begin Information provided

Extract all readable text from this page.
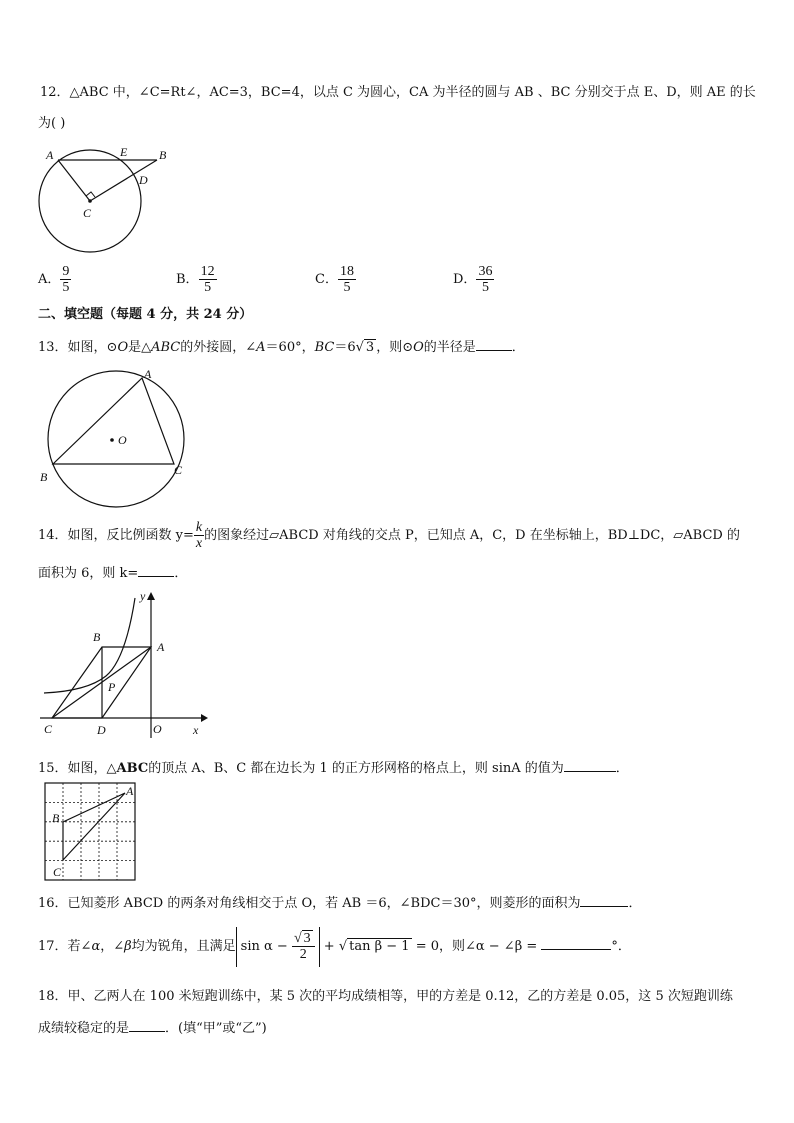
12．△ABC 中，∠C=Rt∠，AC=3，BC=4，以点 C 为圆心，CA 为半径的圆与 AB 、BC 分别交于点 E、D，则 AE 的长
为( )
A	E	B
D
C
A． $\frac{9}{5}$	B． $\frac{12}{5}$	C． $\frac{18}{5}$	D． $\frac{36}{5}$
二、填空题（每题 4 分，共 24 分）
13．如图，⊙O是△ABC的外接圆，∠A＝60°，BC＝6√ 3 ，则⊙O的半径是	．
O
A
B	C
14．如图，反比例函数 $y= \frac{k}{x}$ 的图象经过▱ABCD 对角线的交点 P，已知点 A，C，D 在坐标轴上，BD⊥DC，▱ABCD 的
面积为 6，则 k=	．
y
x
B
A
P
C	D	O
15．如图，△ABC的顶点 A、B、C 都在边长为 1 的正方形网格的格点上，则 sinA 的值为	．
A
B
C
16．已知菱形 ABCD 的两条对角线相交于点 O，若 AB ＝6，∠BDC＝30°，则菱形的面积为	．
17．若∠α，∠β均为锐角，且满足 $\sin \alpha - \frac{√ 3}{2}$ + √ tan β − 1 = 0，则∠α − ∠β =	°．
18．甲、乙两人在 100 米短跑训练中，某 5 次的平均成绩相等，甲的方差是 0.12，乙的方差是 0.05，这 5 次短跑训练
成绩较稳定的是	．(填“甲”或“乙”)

end Information provided
begin Information provided

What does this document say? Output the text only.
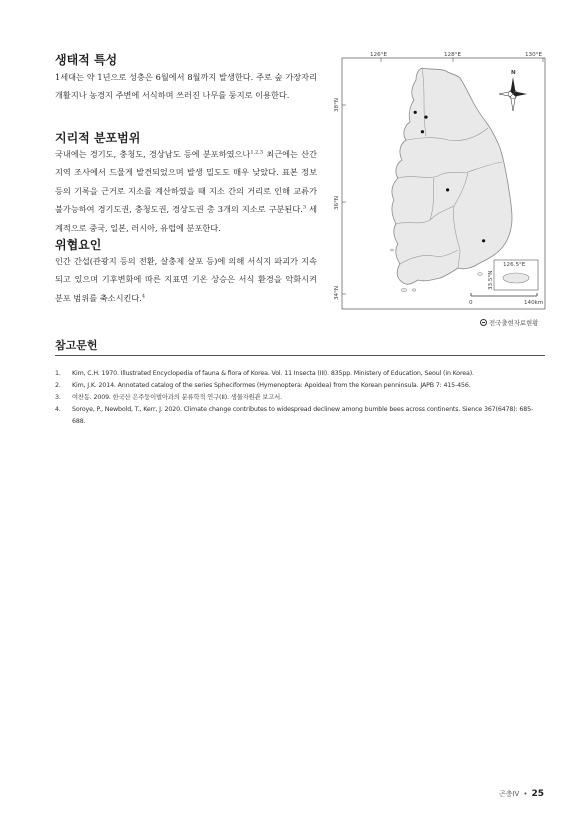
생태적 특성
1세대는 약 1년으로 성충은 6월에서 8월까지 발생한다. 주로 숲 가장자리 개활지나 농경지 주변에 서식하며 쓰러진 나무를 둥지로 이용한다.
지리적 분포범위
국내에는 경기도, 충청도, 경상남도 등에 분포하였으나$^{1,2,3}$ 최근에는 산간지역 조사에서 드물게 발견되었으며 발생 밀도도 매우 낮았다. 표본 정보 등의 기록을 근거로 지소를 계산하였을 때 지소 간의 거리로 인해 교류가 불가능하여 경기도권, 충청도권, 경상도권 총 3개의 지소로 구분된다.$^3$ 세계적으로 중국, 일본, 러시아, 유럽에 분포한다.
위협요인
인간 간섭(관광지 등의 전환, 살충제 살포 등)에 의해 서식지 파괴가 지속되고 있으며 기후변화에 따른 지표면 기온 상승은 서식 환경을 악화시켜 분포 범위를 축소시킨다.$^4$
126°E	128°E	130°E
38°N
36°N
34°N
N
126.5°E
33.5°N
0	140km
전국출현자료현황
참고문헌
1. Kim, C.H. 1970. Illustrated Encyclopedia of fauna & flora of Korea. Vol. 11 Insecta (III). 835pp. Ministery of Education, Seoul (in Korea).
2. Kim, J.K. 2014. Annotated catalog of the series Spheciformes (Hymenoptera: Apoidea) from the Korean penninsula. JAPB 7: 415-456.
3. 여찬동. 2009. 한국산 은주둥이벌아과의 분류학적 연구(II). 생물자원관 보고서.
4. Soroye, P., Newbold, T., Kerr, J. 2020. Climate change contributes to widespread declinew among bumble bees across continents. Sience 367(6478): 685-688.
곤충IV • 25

end Information provided

- _Short exercise_
Pull every line containing "frac" from the data.

- _Solution for this task_
A． $\frac{9}{5}$	B． $\frac{12}{5}$	C． $\frac{18}{5}$	D． $\frac{36}{5}$
14．如图，反比例函数 $y= \frac{k}{x}$ 的图象经过▱ABCD 对角线的交点 P，已知点 A，C，D 在坐标轴上，BD⊥DC，▱ABCD 的
17．若∠α，∠β均为锐角，且满足 $\sin \alpha - \frac{√ 3}{2}$ + √ tan β − 1 = 0，则∠α − ∠β =	°．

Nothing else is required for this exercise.